## Begin
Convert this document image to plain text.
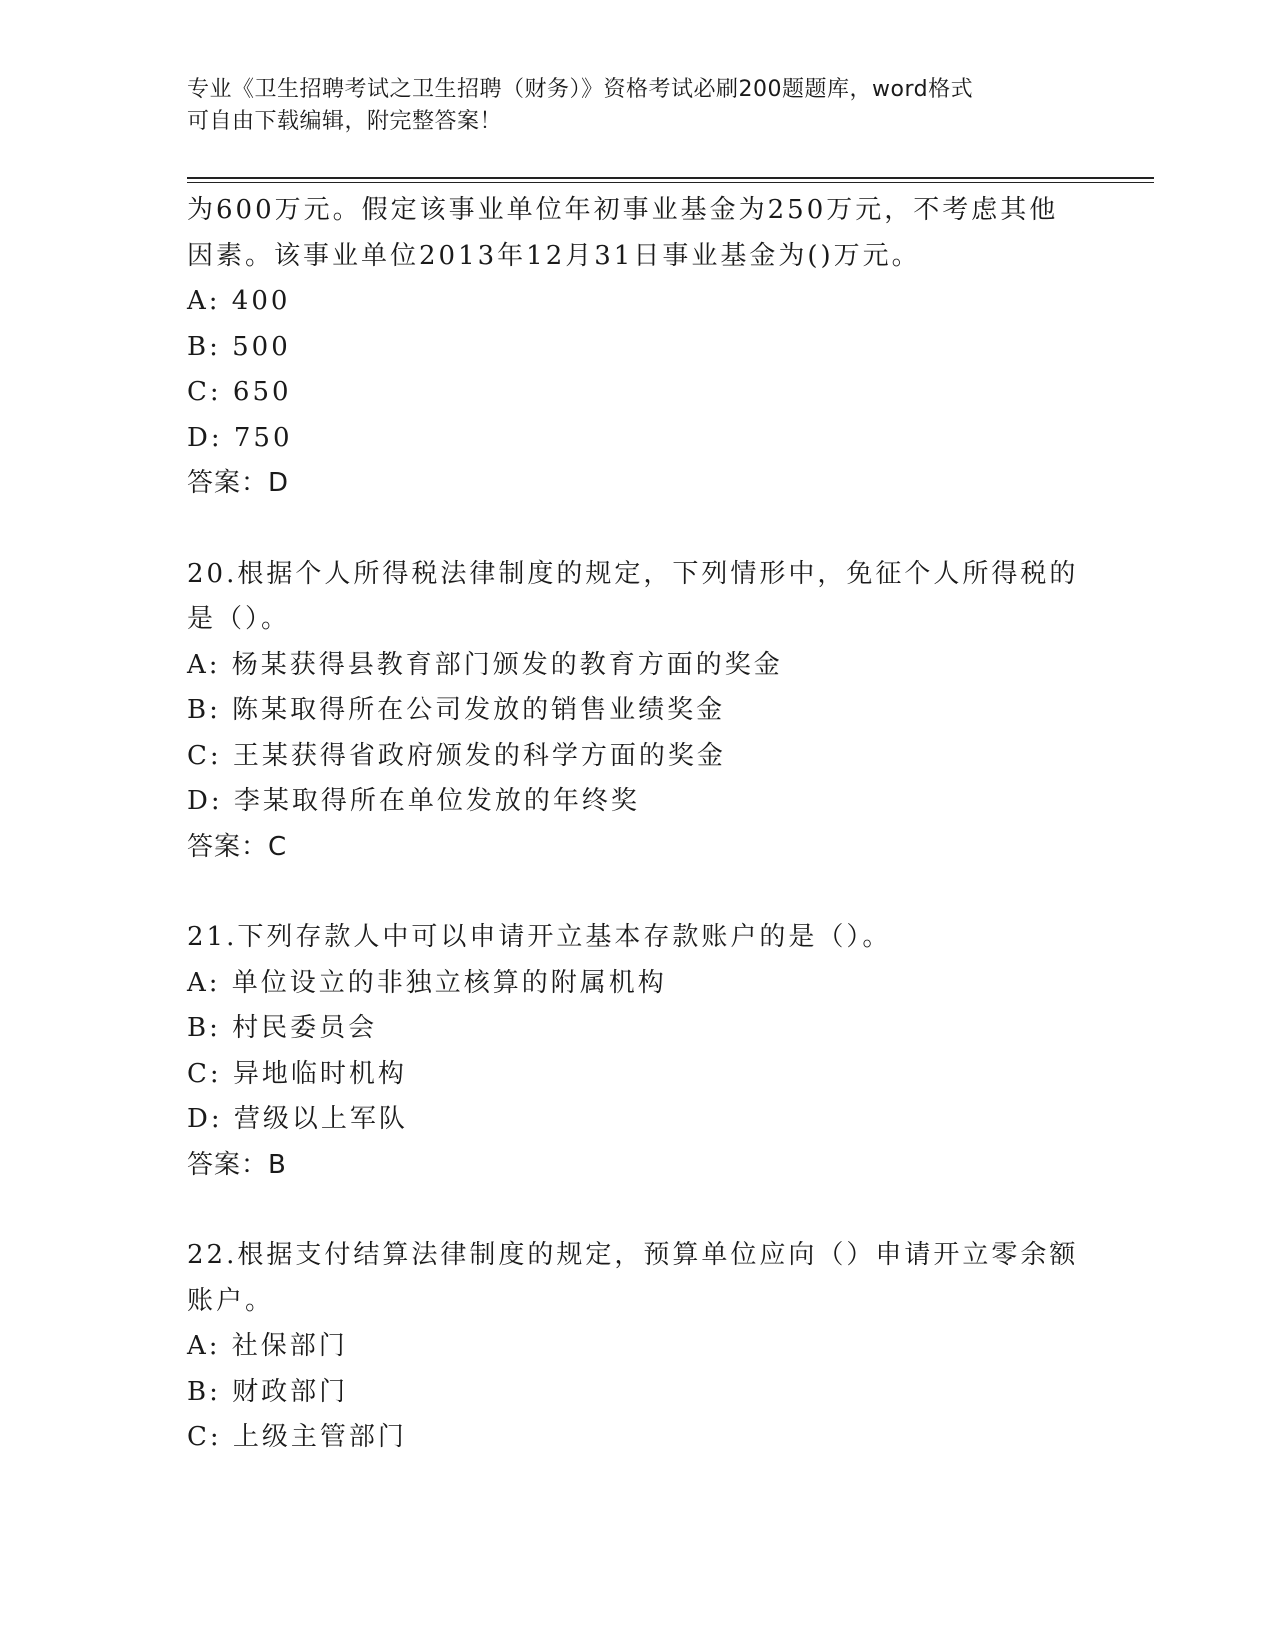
专业《卫生招聘考试之卫生招聘（财务）》资格考试必刷200题题库，word格式
可自由下载编辑，附完整答案！
为600万元。假定该事业单位年初事业基金为250万元，不考虑其他
因素。该事业单位2013年12月31日事业基金为()万元。
A: 400
B: 500
C: 650
D: 750
答案：D
20.根据个人所得税法律制度的规定，下列情形中，免征个人所得税的
是（）。
A: 杨某获得县教育部门颁发的教育方面的奖金
B: 陈某取得所在公司发放的销售业绩奖金
C: 王某获得省政府颁发的科学方面的奖金
D: 李某取得所在单位发放的年终奖
答案：C
21.下列存款人中可以申请开立基本存款账户的是（）。
A: 单位设立的非独立核算的附属机构
B: 村民委员会
C: 异地临时机构
D: 营级以上军队
答案：B
22.根据支付结算法律制度的规定，预算单位应向（）申请开立零余额
账户。
A: 社保部门
B: 财政部门
C: 上级主管部门
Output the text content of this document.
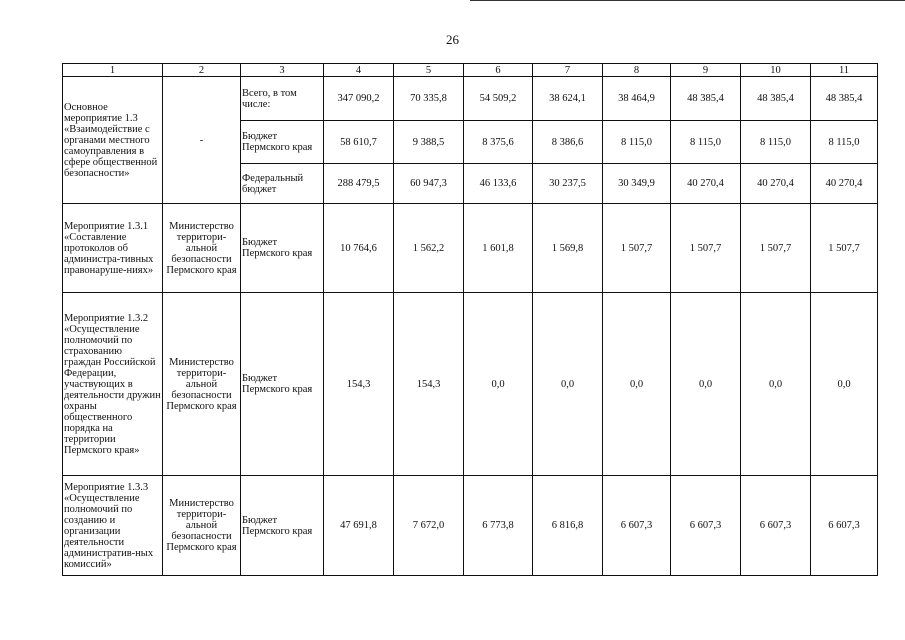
26
1	2	3	4	5	6	7	8	9	10	11
Основное мероприятие 1.3 «Взаимодействие с органами местного самоуправления в сфере общественной безопасности»	-	Всего, в том числе:	347 090,2	70 335,8	54 509,2	38 624,1	38 464,9	48 385,4	48 385,4	48 385,4
		Бюджет Пермского края	58 610,7	9 388,5	8 375,6	8 386,6	8 115,0	8 115,0	8 115,0	8 115,0
		Федеральный бюджет	288 479,5	60 947,3	46 133,6	30 237,5	30 349,9	40 270,4	40 270,4	40 270,4
Мероприятие 1.3.1 «Составление протоколов об администра-тивных правонаруше-ниях»	Министерство территори-альной безопасности Пермского края	Бюджет Пермского края	10 764,6	1 562,2	1 601,8	1 569,8	1 507,7	1 507,7	1 507,7	1 507,7
Мероприятие 1.3.2 «Осуществление полномочий по страхованию граждан Российской Федерации, участвующих в деятельности дружин охраны общественного порядка на территории Пермского края»	Министерство территори-альной безопасности Пермского края	Бюджет Пермского края	154,3	154,3	0,0	0,0	0,0	0,0	0,0	0,0
Мероприятие 1.3.3 «Осуществление полномочий по созданию и организации деятельности административ-ных комиссий»	Министерство территори-альной безопасности Пермского края	Бюджет Пермского края	47 691,8	7 672,0	6 773,8	6 816,8	6 607,3	6 607,3	6 607,3	6 607,3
## End
* Requirements:
Determine the number of lines in the listing that hold the word "Министерство", and supply that number and nothing further.

* Output:
3